- _Stored items from a collection_
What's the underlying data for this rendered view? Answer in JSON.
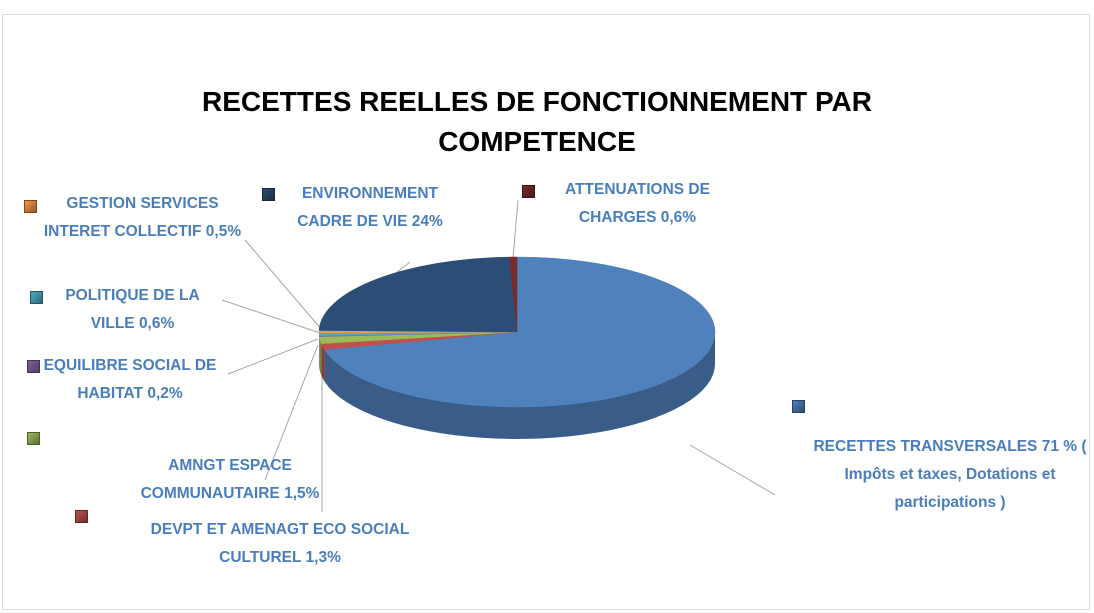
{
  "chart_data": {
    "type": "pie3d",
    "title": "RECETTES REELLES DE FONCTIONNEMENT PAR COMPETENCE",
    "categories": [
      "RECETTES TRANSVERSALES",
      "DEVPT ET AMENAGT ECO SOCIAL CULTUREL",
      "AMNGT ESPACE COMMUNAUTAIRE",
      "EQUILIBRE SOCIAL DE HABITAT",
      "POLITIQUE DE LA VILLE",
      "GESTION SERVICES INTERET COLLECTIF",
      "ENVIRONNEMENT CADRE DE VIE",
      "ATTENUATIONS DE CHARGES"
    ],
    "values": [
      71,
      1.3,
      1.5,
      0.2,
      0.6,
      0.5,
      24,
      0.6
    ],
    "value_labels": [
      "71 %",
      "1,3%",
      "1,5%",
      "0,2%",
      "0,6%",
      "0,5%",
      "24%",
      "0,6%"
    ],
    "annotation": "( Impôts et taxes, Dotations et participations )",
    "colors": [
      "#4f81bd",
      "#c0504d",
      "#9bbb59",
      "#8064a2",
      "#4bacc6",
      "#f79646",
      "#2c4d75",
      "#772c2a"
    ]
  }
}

---

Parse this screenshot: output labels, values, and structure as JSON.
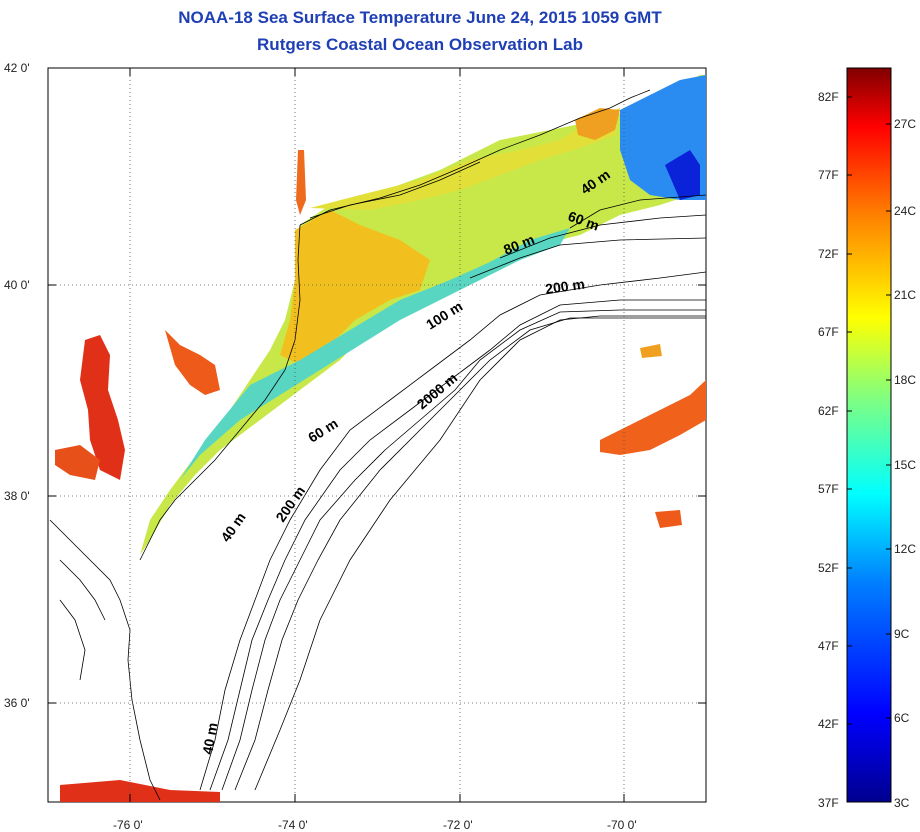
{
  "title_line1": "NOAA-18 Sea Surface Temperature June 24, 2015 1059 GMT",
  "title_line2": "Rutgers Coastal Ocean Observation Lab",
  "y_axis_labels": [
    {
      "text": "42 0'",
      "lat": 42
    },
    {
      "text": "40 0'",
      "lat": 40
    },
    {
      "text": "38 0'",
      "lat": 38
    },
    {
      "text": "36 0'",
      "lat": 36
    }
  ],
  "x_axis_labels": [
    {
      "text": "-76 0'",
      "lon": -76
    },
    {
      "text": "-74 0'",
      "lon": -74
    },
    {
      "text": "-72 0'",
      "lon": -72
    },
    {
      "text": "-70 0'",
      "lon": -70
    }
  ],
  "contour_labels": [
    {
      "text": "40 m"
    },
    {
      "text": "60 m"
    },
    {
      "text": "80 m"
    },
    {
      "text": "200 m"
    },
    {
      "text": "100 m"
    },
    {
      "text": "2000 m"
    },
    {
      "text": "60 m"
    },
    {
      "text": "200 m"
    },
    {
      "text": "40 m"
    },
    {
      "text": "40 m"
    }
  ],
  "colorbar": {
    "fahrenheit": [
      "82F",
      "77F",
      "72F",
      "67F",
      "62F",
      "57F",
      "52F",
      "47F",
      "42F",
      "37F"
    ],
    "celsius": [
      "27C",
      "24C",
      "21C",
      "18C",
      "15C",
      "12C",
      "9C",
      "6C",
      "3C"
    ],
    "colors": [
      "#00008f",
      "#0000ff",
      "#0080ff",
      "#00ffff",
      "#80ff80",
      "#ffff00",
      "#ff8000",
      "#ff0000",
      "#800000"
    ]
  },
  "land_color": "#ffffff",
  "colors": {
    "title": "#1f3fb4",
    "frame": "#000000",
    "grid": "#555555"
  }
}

- _Task directions_
Search the entries for the word "this" and copy every line that has it.

- _Written solution_
What's the underlying data for this rendered view? Answer in JSON.
Parse this screenshot: output labels, values, and structure as JSON.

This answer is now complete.